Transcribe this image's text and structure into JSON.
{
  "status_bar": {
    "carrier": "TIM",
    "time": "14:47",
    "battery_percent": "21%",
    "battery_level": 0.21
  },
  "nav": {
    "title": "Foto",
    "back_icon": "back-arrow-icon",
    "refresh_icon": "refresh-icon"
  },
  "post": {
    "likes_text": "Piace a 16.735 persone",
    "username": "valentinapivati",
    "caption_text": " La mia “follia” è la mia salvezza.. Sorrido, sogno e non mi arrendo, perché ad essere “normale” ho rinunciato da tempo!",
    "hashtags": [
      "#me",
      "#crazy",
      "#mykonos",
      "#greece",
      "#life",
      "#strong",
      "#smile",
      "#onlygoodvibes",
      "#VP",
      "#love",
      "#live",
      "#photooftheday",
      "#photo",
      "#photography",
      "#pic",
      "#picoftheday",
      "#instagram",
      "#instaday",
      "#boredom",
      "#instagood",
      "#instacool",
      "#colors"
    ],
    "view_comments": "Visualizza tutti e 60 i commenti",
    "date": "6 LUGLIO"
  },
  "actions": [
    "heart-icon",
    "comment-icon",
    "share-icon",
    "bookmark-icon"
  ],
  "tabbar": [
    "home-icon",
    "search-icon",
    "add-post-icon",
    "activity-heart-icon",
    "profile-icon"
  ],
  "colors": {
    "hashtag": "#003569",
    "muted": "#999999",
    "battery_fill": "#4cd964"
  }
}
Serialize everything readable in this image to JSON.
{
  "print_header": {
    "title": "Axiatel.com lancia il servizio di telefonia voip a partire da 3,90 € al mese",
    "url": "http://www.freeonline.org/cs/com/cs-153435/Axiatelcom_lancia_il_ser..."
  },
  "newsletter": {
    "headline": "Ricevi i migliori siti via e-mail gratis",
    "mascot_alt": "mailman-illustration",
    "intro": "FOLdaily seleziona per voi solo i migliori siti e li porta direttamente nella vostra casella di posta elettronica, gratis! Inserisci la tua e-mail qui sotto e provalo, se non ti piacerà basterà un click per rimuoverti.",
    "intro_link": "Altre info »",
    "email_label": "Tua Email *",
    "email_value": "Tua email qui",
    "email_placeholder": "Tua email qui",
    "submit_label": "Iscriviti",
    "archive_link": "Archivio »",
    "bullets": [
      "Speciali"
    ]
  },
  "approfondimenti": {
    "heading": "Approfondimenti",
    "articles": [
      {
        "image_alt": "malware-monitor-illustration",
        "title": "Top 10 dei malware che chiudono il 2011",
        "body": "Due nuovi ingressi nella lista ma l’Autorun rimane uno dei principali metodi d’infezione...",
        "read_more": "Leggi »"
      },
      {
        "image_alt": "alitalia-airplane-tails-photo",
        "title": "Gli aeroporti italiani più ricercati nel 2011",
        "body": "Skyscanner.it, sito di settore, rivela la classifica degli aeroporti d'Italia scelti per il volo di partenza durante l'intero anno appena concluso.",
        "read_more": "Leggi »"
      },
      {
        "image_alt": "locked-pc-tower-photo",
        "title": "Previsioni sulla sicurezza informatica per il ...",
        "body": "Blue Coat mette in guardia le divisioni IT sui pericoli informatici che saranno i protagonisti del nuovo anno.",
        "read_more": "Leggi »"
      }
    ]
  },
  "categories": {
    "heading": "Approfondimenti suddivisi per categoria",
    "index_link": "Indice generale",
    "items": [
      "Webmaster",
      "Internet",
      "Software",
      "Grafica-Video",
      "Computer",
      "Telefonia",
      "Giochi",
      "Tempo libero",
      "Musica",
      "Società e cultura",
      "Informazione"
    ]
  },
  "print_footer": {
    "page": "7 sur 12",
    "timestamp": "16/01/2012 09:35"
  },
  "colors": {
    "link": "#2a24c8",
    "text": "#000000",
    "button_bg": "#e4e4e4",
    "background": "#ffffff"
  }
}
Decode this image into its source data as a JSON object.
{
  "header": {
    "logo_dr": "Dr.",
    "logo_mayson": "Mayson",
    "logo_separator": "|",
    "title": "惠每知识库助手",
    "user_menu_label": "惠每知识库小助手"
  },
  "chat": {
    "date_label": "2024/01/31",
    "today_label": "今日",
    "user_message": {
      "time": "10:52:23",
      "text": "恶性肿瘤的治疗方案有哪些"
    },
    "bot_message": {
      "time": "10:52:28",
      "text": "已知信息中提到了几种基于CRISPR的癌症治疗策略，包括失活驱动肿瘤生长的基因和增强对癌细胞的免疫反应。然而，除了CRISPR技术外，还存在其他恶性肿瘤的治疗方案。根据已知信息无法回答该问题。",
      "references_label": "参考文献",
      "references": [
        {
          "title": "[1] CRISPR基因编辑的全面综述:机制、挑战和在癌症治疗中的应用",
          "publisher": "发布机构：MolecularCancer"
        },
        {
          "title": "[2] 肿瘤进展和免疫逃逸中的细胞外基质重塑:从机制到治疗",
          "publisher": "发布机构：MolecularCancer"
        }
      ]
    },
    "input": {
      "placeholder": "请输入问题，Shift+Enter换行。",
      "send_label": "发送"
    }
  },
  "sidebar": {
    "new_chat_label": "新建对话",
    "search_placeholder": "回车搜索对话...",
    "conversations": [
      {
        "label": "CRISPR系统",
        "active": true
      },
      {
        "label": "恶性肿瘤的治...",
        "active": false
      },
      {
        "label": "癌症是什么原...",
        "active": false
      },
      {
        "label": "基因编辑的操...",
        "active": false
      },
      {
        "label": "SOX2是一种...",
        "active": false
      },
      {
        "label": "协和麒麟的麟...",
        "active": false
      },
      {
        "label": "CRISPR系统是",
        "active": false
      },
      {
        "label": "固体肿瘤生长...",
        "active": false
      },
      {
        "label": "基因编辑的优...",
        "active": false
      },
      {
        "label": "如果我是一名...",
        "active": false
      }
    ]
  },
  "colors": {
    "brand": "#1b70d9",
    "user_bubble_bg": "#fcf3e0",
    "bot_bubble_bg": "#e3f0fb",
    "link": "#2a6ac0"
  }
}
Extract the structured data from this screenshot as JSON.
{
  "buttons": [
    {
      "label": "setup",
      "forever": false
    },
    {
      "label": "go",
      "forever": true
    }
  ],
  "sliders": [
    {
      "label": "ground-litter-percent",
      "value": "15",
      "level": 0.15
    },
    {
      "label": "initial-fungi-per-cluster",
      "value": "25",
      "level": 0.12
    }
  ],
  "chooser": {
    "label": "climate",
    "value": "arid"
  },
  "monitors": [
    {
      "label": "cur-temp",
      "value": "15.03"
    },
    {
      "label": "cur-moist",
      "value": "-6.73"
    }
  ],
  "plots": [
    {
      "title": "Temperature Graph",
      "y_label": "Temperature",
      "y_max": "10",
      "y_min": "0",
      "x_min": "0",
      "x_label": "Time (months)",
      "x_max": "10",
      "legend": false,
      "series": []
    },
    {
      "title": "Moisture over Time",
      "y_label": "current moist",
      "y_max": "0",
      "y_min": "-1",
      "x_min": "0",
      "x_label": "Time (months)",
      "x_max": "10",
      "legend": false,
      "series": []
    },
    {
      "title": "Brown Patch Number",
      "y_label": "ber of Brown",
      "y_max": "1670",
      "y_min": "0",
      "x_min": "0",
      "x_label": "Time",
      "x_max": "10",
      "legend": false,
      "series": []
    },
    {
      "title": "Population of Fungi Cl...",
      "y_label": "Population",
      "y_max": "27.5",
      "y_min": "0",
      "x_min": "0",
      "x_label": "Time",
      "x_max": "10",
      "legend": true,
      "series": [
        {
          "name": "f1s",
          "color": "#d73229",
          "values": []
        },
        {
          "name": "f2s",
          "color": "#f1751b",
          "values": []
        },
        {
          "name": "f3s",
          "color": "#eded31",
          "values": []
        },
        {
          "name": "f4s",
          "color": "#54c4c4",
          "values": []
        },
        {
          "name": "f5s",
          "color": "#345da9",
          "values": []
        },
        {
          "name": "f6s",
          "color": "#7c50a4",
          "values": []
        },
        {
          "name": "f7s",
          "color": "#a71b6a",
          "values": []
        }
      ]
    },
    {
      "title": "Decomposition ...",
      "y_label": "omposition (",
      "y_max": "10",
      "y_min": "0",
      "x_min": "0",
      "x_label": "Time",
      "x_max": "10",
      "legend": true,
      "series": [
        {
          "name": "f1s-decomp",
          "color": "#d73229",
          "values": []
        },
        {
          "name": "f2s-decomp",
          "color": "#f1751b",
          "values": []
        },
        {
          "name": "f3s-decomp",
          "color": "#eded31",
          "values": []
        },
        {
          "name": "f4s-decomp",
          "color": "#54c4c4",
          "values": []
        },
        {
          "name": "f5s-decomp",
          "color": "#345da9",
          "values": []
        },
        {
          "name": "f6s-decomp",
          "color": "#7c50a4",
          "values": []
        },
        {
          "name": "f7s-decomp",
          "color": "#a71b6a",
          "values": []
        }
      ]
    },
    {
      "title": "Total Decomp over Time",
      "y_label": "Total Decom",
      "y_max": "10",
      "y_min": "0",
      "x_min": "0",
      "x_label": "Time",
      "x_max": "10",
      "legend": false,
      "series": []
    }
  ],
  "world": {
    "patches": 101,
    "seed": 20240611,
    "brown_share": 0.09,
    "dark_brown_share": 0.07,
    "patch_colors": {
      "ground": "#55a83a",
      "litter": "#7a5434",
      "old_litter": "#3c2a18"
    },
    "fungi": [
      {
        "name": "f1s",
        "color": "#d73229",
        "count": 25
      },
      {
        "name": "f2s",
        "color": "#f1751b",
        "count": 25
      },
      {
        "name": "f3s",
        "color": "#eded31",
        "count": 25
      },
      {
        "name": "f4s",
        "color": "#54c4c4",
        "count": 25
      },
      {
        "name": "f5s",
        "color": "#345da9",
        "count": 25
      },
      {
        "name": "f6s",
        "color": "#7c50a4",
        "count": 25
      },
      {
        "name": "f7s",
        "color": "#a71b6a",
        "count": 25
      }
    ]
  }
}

■ Stated problem: Above are some records. Count the lines among them with the word "gratis", and answer with the number only.

■ Written reply: 2